**AIM:** In how many lines of the data does the word "this" appear? Give the number by itself.

**STORED RECORDS:**
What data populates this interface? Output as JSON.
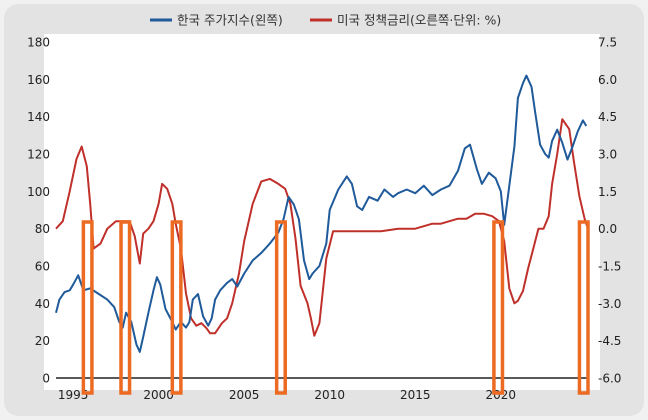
{
  "chart_data": {
    "type": "line",
    "legend": [
      {
        "label": "한국 주가지수(왼쪽)",
        "color": "#1f5a9a"
      },
      {
        "label": "미국 정책금리(오른쪽·단위: %)",
        "color": "#c0302b"
      }
    ],
    "legend_placement": "top",
    "grid": false,
    "x_range": [
      1994.0,
      2025.1
    ],
    "x_ticks": [
      "1995",
      "2000",
      "2005",
      "2010",
      "2015",
      "2020"
    ],
    "y_left": {
      "range": [
        0,
        180
      ],
      "ticks": [
        "0",
        "20",
        "40",
        "60",
        "80",
        "100",
        "120",
        "140",
        "160",
        "180"
      ]
    },
    "y_right": {
      "range": [
        -6.0,
        7.5
      ],
      "ticks": [
        "-6.0",
        "-4.5",
        "-3.0",
        "-1.5",
        "0.0",
        "1.5",
        "3.0",
        "4.5",
        "6.0",
        "7.5"
      ]
    },
    "series": [
      {
        "name": "한국 주가지수(왼쪽)",
        "axis": "left",
        "color": "#1f5a9a",
        "x": [
          1994.0,
          1994.2,
          1994.5,
          1994.8,
          1995.0,
          1995.3,
          1995.6,
          1996.0,
          1996.5,
          1997.0,
          1997.4,
          1997.7,
          1997.9,
          1998.1,
          1998.4,
          1998.7,
          1998.9,
          1999.1,
          1999.4,
          1999.7,
          1999.9,
          2000.1,
          2000.4,
          2000.8,
          2001.0,
          2001.3,
          2001.6,
          2001.8,
          2002.0,
          2002.3,
          2002.6,
          2002.9,
          2003.1,
          2003.3,
          2003.6,
          2004.0,
          2004.3,
          2004.6,
          2005.0,
          2005.5,
          2006.0,
          2006.5,
          2007.0,
          2007.3,
          2007.6,
          2007.9,
          2008.2,
          2008.5,
          2008.8,
          2009.0,
          2009.4,
          2009.8,
          2010.0,
          2010.5,
          2011.0,
          2011.3,
          2011.6,
          2011.9,
          2012.3,
          2012.8,
          2013.2,
          2013.7,
          2014.0,
          2014.5,
          2015.0,
          2015.5,
          2016.0,
          2016.5,
          2017.0,
          2017.5,
          2017.9,
          2018.2,
          2018.6,
          2018.9,
          2019.3,
          2019.7,
          2020.0,
          2020.2,
          2020.5,
          2020.8,
          2021.0,
          2021.3,
          2021.5,
          2021.8,
          2022.0,
          2022.3,
          2022.6,
          2022.8,
          2023.0,
          2023.3,
          2023.6,
          2023.9,
          2024.2,
          2024.5,
          2024.8,
          2025.0
        ],
        "values": [
          35,
          42,
          46,
          47,
          50,
          55,
          47,
          48,
          45,
          42,
          38,
          30,
          27,
          35,
          30,
          18,
          14,
          22,
          35,
          47,
          54,
          50,
          37,
          30,
          26,
          30,
          27,
          30,
          42,
          45,
          33,
          28,
          32,
          42,
          47,
          51,
          53,
          49,
          56,
          63,
          67,
          72,
          78,
          85,
          97,
          93,
          85,
          63,
          53,
          56,
          60,
          72,
          90,
          101,
          108,
          104,
          92,
          90,
          97,
          95,
          101,
          97,
          99,
          101,
          99,
          103,
          98,
          101,
          103,
          111,
          123,
          125,
          112,
          104,
          110,
          107,
          100,
          82,
          103,
          124,
          150,
          158,
          162,
          156,
          143,
          125,
          120,
          118,
          127,
          133,
          126,
          117,
          124,
          132,
          138,
          135
        ]
      },
      {
        "name": "미국 정책금리(오른쪽·단위: %)",
        "axis": "right",
        "color": "#c0302b",
        "x": [
          1994.0,
          1994.4,
          1994.8,
          1995.2,
          1995.5,
          1995.8,
          1996.0,
          1996.2,
          1996.6,
          1997.0,
          1997.5,
          1998.0,
          1998.3,
          1998.6,
          1998.9,
          1999.1,
          1999.4,
          1999.7,
          2000.0,
          2000.2,
          2000.5,
          2000.8,
          2001.0,
          2001.3,
          2001.6,
          2001.9,
          2002.2,
          2002.5,
          2002.8,
          2003.0,
          2003.3,
          2003.7,
          2004.0,
          2004.3,
          2004.7,
          2005.0,
          2005.5,
          2006.0,
          2006.5,
          2007.0,
          2007.4,
          2007.7,
          2008.0,
          2008.3,
          2008.7,
          2008.9,
          2009.1,
          2009.4,
          2009.8,
          2010.2,
          2011.0,
          2012.0,
          2013.0,
          2014.0,
          2015.0,
          2015.5,
          2016.0,
          2016.5,
          2017.0,
          2017.5,
          2018.0,
          2018.5,
          2019.0,
          2019.5,
          2019.9,
          2020.2,
          2020.5,
          2020.8,
          2021.0,
          2021.3,
          2021.6,
          2021.9,
          2022.2,
          2022.5,
          2022.8,
          2023.0,
          2023.3,
          2023.6,
          2024.0,
          2024.3,
          2024.6,
          2024.9,
          2025.1
        ],
        "values": [
          0.0,
          0.3,
          1.5,
          2.8,
          3.3,
          2.5,
          1.0,
          -0.8,
          -0.6,
          0.0,
          0.3,
          0.3,
          0.3,
          -0.3,
          -1.4,
          -0.2,
          0.0,
          0.3,
          1.0,
          1.8,
          1.6,
          1.0,
          0.2,
          -0.8,
          -2.6,
          -3.6,
          -3.9,
          -3.8,
          -4.0,
          -4.2,
          -4.2,
          -3.8,
          -3.6,
          -3.0,
          -1.8,
          -0.5,
          1.0,
          1.9,
          2.0,
          1.8,
          1.6,
          1.0,
          -0.4,
          -2.3,
          -3.0,
          -3.6,
          -4.3,
          -3.8,
          -1.2,
          -0.1,
          -0.1,
          -0.1,
          -0.1,
          0.0,
          0.0,
          0.1,
          0.2,
          0.2,
          0.3,
          0.4,
          0.4,
          0.6,
          0.6,
          0.5,
          0.3,
          -0.5,
          -2.4,
          -3.0,
          -2.9,
          -2.5,
          -1.6,
          -0.8,
          0.0,
          0.0,
          0.5,
          1.8,
          3.0,
          4.4,
          4.0,
          2.6,
          1.3,
          0.4,
          0.0
        ]
      }
    ],
    "highlight_periods": [
      {
        "start": 1995.6,
        "end": 1996.1
      },
      {
        "start": 1997.8,
        "end": 1998.3
      },
      {
        "start": 2000.8,
        "end": 2001.3
      },
      {
        "start": 2006.9,
        "end": 2007.4
      },
      {
        "start": 2019.6,
        "end": 2020.1
      },
      {
        "start": 2024.6,
        "end": 2025.1
      }
    ],
    "highlight_color": "#ec6a22"
  }
}
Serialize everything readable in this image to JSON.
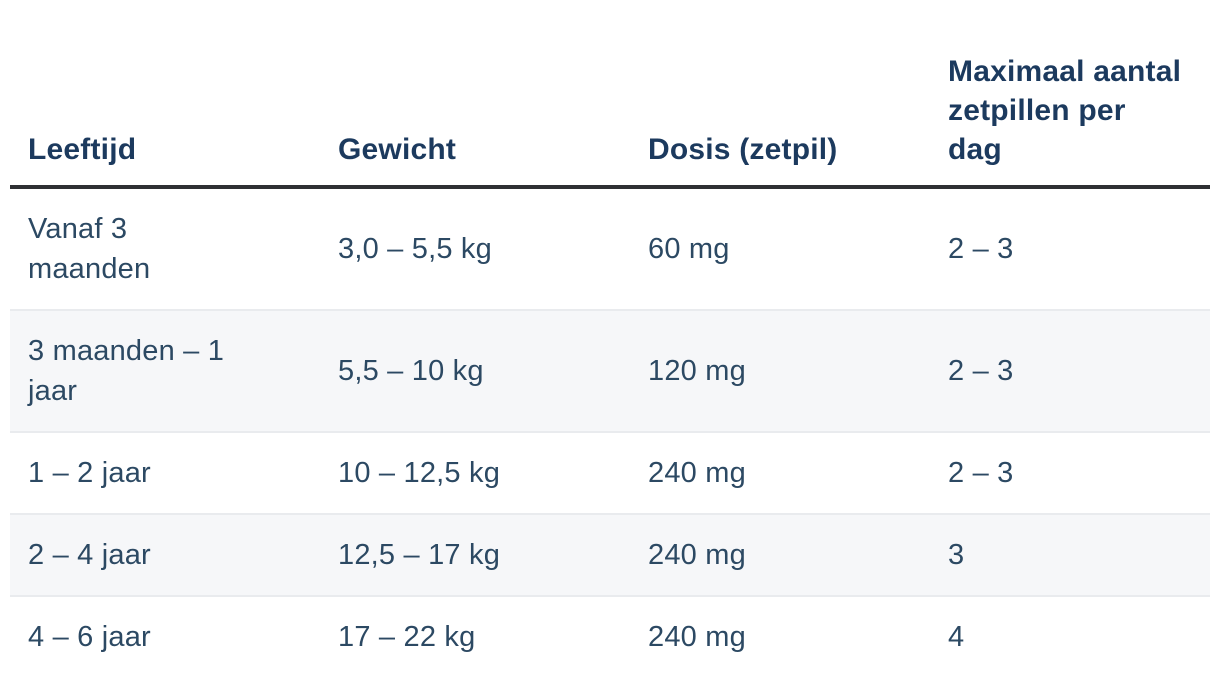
{
  "colors": {
    "header_text": "#1c3a5e",
    "body_text": "#2c4963",
    "header_rule": "#2e3033",
    "stripe_fill": "#f6f7f9",
    "stripe_edge": "#e9ebee",
    "page_background": "#ffffff"
  },
  "table": {
    "columns": [
      {
        "label": "Leeftijd"
      },
      {
        "label": "Gewicht"
      },
      {
        "label": "Dosis (zetpil)"
      },
      {
        "label": "Maximaal aantal\nzetpillen per\ndag"
      }
    ],
    "rows": [
      {
        "leeftijd": "Vanaf 3\nmaanden",
        "gewicht": "3,0 – 5,5 kg",
        "dosis": "60 mg",
        "max_zetpillen": "2 – 3"
      },
      {
        "leeftijd": "3 maanden – 1\njaar",
        "gewicht": "5,5 – 10 kg",
        "dosis": "120 mg",
        "max_zetpillen": "2 – 3"
      },
      {
        "leeftijd": "1 – 2 jaar",
        "gewicht": "10 – 12,5 kg",
        "dosis": "240 mg",
        "max_zetpillen": "2 – 3"
      },
      {
        "leeftijd": "2 – 4 jaar",
        "gewicht": "12,5 – 17 kg",
        "dosis": "240 mg",
        "max_zetpillen": "3"
      },
      {
        "leeftijd": "4 – 6 jaar",
        "gewicht": "17 – 22 kg",
        "dosis": "240 mg",
        "max_zetpillen": "4"
      }
    ]
  }
}
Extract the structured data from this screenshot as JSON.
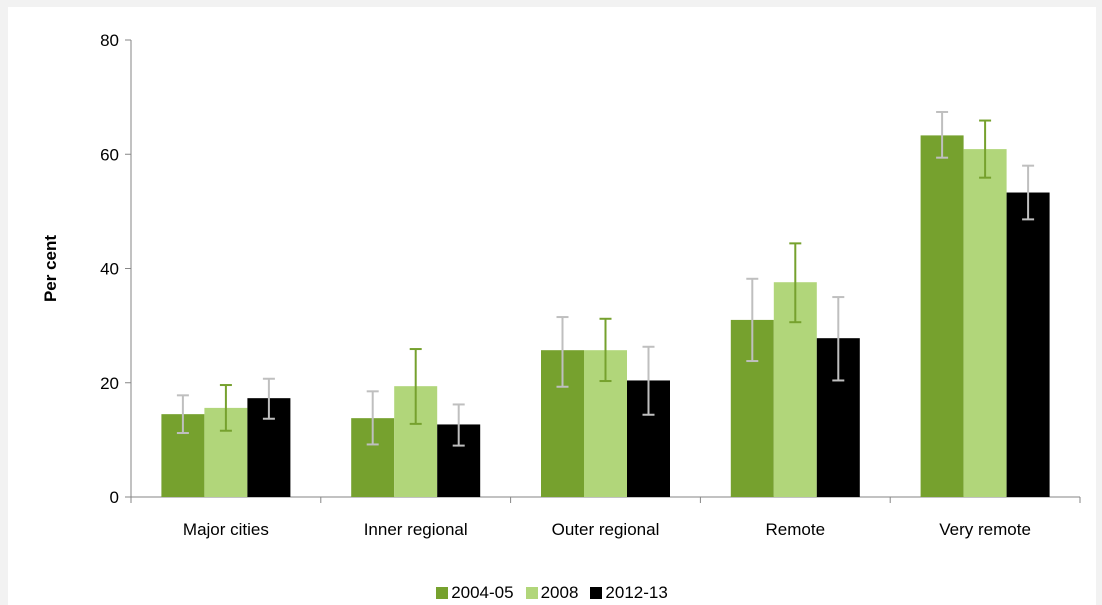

**EXERCISE SOLUTION:** 3